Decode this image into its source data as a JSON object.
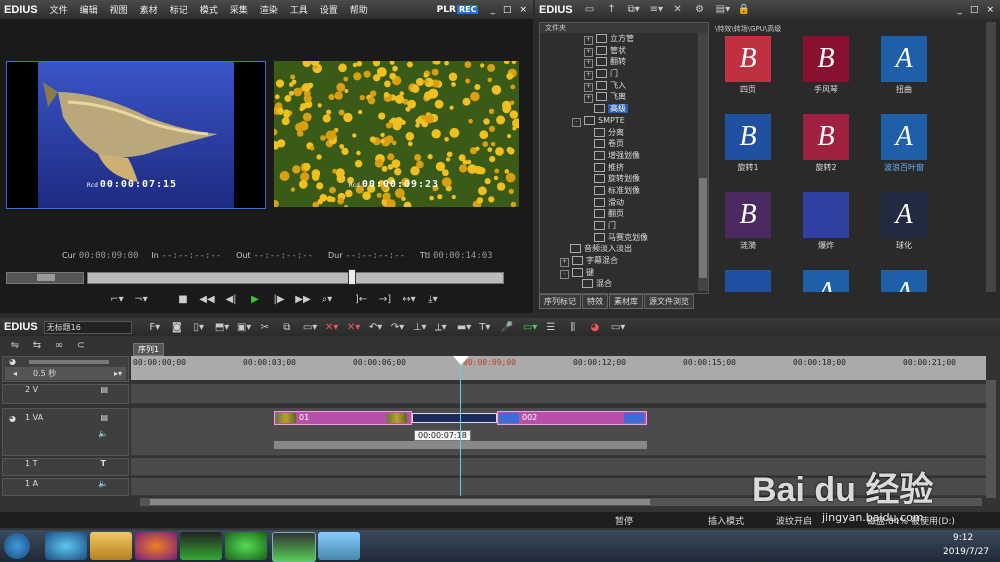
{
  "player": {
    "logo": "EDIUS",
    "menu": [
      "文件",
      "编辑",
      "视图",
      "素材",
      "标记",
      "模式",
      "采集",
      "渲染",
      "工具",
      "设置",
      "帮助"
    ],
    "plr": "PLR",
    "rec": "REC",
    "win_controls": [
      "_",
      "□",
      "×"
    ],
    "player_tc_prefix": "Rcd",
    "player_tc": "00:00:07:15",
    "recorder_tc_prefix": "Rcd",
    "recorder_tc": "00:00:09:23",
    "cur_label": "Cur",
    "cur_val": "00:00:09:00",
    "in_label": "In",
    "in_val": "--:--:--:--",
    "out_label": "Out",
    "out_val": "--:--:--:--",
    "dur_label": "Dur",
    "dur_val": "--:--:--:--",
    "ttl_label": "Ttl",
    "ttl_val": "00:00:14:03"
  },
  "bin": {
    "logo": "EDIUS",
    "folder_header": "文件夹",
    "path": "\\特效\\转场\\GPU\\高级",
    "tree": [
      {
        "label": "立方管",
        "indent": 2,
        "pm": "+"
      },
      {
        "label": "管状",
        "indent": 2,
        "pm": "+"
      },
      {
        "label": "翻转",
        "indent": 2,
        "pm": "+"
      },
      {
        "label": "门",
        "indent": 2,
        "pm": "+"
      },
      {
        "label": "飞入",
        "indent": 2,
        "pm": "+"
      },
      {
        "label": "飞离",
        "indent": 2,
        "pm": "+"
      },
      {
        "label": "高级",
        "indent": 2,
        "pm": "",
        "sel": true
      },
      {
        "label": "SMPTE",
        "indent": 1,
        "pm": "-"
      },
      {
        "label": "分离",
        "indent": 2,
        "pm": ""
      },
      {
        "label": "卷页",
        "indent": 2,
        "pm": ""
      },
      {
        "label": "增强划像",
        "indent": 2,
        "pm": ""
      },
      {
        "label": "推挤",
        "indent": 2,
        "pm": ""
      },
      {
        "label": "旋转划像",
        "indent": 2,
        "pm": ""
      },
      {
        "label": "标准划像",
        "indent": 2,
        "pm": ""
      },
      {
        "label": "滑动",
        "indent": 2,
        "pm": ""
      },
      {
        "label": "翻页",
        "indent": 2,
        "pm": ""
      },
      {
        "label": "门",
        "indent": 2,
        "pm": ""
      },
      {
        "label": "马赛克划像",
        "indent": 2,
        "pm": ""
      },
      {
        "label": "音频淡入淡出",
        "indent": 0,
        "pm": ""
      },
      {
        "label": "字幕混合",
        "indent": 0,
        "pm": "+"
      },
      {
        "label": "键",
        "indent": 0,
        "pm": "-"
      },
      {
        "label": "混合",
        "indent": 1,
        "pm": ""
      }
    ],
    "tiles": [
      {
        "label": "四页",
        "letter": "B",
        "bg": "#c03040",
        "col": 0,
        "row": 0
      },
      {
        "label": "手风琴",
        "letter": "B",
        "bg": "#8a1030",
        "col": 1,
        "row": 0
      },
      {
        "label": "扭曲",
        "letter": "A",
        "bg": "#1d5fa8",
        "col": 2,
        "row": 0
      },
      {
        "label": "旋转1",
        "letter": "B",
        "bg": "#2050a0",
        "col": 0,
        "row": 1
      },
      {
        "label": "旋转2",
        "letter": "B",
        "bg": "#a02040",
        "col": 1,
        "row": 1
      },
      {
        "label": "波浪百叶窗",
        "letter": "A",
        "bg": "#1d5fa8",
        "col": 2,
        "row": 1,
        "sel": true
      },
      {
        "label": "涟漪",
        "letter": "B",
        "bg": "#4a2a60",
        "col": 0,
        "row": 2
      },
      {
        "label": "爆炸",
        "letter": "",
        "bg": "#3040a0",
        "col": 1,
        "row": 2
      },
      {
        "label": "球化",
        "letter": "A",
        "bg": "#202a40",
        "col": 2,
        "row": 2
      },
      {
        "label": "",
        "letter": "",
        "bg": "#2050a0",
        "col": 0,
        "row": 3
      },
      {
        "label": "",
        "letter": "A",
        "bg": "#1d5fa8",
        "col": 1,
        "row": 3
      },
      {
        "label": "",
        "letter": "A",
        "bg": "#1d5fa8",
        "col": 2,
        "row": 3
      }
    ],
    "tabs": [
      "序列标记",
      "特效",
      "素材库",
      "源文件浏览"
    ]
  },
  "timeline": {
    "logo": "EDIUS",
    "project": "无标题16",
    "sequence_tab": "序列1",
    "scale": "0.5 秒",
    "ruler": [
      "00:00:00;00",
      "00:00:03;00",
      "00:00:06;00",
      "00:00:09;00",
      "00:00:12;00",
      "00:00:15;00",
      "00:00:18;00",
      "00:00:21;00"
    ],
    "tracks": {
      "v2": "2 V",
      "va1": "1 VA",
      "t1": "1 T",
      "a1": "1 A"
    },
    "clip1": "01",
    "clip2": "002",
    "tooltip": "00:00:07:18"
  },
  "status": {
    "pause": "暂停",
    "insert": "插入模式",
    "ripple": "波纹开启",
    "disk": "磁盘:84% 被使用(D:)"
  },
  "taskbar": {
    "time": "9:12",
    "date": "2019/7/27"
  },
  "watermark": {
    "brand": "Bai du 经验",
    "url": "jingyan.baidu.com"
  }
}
·····
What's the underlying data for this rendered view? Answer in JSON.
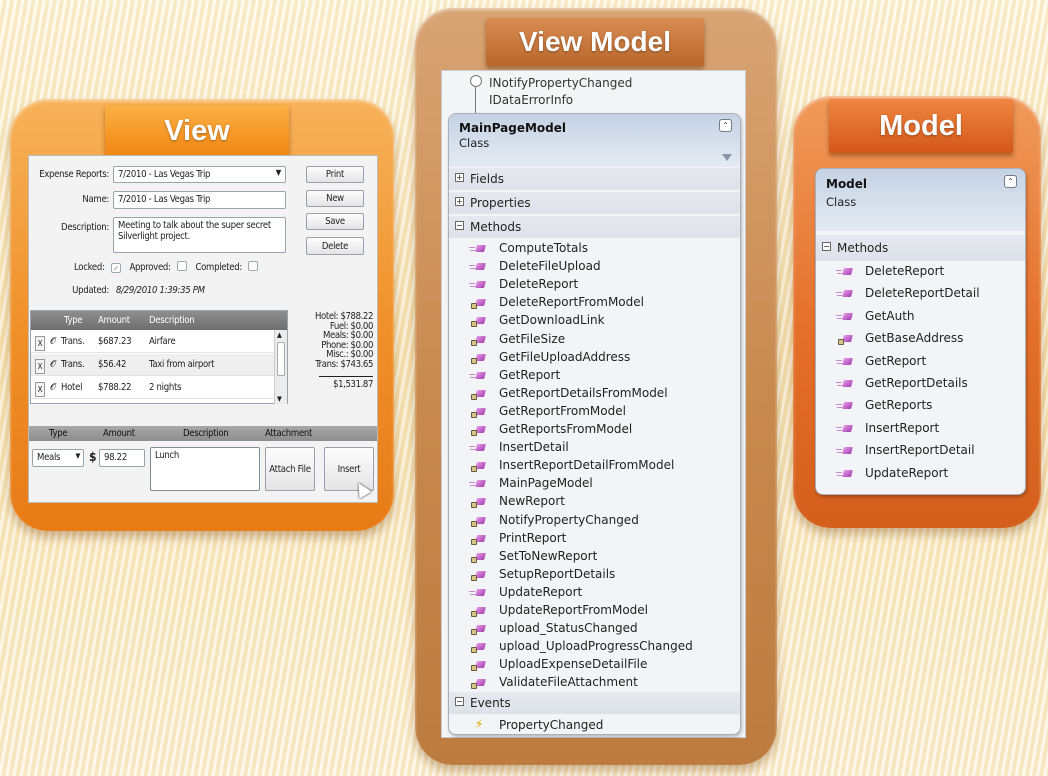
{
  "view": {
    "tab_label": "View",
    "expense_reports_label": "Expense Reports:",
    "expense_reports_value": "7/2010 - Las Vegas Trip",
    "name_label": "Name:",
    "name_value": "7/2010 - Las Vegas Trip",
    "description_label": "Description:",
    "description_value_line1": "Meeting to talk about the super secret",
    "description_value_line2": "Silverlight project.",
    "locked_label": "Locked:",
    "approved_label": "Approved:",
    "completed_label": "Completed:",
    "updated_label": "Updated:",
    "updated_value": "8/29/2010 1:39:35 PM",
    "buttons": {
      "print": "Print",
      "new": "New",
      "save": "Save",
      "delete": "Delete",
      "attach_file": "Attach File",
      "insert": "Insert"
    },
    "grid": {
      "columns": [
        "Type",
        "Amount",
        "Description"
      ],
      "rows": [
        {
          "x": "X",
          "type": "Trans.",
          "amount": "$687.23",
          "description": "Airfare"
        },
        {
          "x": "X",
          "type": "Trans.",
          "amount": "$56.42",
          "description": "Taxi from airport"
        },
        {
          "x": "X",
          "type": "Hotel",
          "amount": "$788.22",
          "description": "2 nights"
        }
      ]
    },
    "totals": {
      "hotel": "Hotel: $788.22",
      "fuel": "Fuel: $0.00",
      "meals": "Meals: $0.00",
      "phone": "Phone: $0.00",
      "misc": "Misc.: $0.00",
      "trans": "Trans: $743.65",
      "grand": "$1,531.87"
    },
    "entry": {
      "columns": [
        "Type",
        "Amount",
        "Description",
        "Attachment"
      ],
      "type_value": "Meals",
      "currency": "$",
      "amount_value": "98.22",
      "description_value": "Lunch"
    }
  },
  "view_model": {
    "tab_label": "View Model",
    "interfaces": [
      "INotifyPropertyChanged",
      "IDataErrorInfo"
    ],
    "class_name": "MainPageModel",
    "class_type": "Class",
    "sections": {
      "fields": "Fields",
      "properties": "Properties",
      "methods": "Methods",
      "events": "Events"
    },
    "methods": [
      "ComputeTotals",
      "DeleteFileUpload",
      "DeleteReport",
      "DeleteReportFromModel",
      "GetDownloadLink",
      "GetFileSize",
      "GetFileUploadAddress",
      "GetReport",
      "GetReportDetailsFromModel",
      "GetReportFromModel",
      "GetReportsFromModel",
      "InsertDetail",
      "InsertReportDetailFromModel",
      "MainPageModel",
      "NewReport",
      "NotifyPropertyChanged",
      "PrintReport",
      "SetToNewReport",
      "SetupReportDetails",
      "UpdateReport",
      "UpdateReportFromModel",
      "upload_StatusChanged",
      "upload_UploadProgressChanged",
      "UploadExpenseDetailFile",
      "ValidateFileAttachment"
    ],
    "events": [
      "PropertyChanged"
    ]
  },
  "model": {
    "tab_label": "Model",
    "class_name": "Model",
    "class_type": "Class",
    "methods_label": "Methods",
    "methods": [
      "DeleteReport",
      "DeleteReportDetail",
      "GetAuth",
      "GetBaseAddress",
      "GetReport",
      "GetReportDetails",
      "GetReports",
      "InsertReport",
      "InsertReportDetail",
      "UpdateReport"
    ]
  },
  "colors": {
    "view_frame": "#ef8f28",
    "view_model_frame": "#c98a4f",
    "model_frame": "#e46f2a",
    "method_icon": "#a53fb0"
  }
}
·····
# [Set problem]
Extract from the material all lines containing the string "Vegas".

# [Response to this task]
    "expense_reports_value": "7/2010 - Las Vegas Trip",
    "name_value": "7/2010 - Las Vegas Trip",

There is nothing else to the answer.